> _Records provided_

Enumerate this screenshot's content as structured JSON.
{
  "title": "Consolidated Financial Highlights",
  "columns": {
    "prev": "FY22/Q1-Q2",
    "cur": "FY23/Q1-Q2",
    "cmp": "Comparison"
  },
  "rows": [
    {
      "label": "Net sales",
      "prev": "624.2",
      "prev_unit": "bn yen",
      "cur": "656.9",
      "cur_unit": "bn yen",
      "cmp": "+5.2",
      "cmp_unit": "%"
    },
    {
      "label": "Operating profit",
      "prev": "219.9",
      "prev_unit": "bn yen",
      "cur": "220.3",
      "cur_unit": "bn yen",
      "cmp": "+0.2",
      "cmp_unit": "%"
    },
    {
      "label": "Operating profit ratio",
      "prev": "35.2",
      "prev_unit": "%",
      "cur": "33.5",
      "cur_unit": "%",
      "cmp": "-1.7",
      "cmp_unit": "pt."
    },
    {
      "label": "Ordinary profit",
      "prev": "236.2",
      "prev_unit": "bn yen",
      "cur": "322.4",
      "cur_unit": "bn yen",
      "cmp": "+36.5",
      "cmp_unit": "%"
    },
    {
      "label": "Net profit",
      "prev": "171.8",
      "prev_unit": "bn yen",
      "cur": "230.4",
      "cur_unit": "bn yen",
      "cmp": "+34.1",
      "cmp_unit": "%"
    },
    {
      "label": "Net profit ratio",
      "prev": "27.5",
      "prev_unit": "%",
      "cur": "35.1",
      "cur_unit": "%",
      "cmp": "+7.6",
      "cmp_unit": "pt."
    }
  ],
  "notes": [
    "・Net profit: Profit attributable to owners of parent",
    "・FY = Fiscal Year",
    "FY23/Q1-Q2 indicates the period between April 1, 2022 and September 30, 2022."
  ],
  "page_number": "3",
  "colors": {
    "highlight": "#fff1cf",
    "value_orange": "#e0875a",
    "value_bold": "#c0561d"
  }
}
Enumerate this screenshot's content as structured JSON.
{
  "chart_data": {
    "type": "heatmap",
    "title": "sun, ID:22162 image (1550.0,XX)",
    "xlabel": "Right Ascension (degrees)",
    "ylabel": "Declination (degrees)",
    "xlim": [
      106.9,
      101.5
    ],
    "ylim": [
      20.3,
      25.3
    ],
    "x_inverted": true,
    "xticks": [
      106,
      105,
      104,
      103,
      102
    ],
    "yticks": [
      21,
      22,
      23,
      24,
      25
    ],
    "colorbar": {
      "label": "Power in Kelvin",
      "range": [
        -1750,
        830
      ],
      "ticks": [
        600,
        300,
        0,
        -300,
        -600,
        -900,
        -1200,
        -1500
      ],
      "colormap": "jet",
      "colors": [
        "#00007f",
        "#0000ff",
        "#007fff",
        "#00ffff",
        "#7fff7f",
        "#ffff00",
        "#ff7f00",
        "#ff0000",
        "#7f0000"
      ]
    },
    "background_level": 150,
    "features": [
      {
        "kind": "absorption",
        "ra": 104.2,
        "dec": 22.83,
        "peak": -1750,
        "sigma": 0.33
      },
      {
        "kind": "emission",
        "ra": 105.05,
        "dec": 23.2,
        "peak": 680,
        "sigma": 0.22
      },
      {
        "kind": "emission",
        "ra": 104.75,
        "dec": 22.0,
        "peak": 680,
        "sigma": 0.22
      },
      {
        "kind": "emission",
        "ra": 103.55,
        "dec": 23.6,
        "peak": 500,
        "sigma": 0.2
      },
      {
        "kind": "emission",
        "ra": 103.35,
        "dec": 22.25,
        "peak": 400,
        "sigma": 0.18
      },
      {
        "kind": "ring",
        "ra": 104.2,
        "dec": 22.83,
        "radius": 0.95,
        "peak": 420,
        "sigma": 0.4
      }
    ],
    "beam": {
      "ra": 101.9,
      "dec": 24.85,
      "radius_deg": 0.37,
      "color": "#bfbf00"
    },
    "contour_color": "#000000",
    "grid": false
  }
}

> _Your task_
Copy out all lines where the word "title" appears.

> _Correct output_
  "title": "Consolidated Financial Highlights",
    "title": "sun, ID:22162 image (1550.0,XX)",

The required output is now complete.